PROVIDED MATERIAL

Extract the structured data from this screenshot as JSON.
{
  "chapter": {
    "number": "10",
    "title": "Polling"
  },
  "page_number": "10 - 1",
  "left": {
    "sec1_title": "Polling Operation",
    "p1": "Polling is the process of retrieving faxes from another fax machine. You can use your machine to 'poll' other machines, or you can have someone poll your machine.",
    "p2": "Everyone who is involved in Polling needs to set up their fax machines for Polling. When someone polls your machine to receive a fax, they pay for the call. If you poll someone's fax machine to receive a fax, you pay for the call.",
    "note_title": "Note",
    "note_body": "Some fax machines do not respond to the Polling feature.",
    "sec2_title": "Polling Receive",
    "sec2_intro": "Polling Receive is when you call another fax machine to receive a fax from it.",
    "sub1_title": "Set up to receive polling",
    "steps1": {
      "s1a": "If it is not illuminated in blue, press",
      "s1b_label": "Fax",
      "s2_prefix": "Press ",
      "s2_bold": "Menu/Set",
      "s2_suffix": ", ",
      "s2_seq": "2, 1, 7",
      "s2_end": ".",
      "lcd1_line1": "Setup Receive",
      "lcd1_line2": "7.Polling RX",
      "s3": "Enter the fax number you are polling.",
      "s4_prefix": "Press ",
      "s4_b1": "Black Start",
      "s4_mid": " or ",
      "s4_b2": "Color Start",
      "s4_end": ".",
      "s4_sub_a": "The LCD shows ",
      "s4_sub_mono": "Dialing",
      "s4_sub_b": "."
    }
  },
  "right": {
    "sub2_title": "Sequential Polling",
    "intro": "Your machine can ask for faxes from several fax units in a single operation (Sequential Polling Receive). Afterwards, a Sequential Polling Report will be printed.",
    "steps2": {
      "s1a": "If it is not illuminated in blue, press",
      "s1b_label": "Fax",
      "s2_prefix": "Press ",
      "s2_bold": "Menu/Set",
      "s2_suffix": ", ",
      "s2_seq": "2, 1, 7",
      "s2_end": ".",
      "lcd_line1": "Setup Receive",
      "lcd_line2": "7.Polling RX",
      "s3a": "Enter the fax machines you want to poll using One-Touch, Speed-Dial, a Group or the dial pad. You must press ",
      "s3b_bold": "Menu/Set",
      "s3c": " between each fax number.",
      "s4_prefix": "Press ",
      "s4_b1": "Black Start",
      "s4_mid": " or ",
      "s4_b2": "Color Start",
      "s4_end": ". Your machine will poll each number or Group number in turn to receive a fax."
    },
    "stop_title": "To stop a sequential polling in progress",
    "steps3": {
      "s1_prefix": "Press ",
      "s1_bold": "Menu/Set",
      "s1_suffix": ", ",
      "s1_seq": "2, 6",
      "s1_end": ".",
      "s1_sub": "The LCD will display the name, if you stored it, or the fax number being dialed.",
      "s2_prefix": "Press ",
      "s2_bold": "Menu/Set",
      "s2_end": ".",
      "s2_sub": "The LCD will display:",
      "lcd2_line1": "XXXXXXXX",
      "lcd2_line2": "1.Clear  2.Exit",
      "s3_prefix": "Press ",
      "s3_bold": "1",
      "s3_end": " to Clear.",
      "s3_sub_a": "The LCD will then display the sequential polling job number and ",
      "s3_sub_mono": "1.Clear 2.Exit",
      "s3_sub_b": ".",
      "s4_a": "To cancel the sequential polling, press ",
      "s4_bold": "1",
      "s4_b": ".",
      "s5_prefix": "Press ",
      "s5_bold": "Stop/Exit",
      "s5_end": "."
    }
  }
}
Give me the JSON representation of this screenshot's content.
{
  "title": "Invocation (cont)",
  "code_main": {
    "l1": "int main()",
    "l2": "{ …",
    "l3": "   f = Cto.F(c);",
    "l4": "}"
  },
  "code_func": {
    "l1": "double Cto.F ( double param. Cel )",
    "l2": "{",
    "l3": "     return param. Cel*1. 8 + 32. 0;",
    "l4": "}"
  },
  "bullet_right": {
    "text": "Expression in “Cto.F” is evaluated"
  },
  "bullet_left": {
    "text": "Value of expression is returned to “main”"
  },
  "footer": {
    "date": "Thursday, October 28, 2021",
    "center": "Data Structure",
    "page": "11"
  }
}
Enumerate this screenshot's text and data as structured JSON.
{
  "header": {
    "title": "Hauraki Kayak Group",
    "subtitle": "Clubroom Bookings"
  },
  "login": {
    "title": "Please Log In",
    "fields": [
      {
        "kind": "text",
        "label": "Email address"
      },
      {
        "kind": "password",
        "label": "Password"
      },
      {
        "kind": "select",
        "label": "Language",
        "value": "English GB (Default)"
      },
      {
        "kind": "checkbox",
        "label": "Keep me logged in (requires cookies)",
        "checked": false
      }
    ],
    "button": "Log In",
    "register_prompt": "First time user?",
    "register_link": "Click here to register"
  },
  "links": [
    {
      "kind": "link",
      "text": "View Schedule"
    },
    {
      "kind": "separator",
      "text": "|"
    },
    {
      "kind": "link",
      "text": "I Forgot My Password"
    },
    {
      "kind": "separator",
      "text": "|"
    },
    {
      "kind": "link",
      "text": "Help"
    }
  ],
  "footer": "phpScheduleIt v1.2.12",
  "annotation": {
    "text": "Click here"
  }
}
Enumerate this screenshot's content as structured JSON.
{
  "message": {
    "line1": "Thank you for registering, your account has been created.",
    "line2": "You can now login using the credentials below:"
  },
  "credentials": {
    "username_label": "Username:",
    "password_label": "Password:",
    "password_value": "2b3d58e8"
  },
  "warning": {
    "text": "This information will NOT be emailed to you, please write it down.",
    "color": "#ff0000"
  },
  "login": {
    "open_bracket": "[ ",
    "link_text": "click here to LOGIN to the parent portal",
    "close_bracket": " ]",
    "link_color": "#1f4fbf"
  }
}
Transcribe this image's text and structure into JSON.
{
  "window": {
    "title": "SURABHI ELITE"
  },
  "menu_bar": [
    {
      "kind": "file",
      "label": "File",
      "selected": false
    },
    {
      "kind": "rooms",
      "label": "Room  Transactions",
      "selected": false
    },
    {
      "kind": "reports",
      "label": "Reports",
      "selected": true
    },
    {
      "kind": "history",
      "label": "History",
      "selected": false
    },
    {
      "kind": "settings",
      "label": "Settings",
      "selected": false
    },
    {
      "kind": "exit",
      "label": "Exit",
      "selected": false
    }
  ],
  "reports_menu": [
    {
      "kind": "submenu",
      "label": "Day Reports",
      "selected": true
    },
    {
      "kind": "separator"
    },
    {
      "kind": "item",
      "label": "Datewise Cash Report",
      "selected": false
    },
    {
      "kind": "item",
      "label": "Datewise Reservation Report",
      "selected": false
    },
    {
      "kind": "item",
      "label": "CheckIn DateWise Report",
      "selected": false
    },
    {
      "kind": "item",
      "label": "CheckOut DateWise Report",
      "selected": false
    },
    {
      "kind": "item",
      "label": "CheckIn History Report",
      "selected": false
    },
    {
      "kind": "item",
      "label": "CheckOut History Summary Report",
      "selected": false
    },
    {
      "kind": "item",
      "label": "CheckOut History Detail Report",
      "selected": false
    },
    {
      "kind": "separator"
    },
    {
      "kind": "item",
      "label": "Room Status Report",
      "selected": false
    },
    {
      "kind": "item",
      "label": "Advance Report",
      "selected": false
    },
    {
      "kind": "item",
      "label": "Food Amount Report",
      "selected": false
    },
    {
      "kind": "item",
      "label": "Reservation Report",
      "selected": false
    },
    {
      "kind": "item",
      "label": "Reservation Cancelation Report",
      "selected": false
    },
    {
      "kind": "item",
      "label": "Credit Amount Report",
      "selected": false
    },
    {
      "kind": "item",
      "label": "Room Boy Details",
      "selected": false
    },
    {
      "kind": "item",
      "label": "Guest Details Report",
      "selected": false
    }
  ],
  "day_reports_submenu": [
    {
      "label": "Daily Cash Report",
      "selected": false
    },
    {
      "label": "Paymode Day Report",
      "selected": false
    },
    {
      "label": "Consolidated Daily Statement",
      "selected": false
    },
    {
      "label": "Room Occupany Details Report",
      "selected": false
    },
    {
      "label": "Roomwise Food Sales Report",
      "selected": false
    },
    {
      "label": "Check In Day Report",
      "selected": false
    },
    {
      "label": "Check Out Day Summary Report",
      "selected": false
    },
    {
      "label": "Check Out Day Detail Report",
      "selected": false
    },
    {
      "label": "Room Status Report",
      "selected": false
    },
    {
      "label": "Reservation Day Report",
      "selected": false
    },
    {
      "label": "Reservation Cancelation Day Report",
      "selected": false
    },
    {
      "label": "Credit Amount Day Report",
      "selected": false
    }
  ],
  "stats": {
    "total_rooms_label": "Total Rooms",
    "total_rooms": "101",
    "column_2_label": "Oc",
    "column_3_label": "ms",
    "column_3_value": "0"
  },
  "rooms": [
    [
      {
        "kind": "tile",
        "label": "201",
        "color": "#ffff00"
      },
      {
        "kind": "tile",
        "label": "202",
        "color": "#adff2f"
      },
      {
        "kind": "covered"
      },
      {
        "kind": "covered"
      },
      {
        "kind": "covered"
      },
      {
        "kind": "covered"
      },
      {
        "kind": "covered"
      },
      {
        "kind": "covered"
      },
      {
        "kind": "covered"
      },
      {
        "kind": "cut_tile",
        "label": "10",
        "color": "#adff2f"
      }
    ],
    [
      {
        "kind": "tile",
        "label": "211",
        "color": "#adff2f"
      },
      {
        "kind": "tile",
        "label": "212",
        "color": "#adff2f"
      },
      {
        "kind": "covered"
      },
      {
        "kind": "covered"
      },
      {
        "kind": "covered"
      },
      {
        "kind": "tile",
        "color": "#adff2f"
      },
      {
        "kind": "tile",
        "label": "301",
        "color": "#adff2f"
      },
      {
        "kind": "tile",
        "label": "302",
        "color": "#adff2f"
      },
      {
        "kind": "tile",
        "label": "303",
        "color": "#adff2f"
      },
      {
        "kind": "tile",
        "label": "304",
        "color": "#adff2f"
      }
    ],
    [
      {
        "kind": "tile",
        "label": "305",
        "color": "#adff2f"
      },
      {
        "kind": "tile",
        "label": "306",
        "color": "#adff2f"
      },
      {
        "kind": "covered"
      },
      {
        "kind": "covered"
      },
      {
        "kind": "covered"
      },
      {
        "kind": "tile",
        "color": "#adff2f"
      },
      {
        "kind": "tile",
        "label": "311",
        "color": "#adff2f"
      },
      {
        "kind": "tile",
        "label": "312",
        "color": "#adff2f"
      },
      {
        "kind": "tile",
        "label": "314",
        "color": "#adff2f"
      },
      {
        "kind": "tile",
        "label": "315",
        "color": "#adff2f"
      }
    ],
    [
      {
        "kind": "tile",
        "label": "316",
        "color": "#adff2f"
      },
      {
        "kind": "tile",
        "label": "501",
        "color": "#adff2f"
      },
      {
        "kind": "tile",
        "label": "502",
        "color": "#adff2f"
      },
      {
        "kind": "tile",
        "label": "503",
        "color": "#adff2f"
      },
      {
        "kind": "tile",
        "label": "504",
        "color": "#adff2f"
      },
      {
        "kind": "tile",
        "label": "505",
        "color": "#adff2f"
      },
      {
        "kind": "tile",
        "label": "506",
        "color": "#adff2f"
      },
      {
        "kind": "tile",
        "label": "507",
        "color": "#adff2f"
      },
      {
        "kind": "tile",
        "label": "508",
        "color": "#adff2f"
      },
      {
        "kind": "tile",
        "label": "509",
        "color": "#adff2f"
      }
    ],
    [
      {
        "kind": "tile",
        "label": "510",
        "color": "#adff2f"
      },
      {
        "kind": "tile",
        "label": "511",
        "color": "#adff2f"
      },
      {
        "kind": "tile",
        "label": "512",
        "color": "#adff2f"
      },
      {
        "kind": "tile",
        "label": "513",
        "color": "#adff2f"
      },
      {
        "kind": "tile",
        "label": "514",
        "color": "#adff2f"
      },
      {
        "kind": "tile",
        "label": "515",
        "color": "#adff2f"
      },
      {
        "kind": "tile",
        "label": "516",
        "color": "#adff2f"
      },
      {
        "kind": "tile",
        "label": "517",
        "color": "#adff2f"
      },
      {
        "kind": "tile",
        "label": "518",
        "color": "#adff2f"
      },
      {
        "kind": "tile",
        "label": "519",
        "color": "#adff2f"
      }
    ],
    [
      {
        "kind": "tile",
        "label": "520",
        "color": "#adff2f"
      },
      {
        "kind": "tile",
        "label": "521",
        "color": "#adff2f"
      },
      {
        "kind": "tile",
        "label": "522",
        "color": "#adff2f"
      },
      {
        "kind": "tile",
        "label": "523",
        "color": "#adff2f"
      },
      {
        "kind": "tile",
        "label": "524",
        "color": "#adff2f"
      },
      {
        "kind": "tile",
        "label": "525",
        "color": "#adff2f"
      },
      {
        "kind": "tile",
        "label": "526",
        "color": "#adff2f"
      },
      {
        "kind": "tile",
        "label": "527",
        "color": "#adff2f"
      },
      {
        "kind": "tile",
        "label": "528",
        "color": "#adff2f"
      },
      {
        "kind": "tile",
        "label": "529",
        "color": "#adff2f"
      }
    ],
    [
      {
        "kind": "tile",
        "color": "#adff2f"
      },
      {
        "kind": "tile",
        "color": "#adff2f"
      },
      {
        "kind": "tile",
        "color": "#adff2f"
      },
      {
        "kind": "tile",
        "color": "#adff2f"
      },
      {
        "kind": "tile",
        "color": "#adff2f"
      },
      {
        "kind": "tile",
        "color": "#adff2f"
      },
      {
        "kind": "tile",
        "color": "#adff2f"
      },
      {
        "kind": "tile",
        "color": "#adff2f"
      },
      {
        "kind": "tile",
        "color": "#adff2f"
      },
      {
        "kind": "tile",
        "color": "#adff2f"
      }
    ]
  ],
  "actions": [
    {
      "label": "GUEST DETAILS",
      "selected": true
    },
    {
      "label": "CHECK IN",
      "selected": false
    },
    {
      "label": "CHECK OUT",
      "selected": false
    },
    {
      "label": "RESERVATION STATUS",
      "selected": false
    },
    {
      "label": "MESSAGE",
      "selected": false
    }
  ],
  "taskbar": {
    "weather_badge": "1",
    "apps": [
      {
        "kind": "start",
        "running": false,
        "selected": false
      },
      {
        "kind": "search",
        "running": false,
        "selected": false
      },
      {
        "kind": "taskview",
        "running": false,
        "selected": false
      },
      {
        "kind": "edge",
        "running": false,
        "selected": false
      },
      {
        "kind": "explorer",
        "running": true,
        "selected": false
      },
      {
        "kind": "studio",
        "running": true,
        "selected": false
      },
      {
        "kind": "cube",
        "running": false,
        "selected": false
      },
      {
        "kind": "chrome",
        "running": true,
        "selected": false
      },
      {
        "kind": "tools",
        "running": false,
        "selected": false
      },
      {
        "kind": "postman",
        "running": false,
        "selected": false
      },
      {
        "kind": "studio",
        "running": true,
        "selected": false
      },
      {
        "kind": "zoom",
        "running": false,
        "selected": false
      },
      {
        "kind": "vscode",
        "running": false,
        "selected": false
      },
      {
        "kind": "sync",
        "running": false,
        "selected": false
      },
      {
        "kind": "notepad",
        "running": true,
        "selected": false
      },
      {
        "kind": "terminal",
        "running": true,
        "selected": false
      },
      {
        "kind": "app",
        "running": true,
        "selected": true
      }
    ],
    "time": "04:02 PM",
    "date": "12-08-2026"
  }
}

GIVEN PROBLEM
Filter the records above for lines containing the word "screenshot", and copy those lines.

TASK ANSWER
Extract the structured data from this screenshot as JSON.
Give me the JSON representation of this screenshot's content.
Enumerate this screenshot's text and data as structured JSON.
Enumerate this screenshot's content as structured JSON.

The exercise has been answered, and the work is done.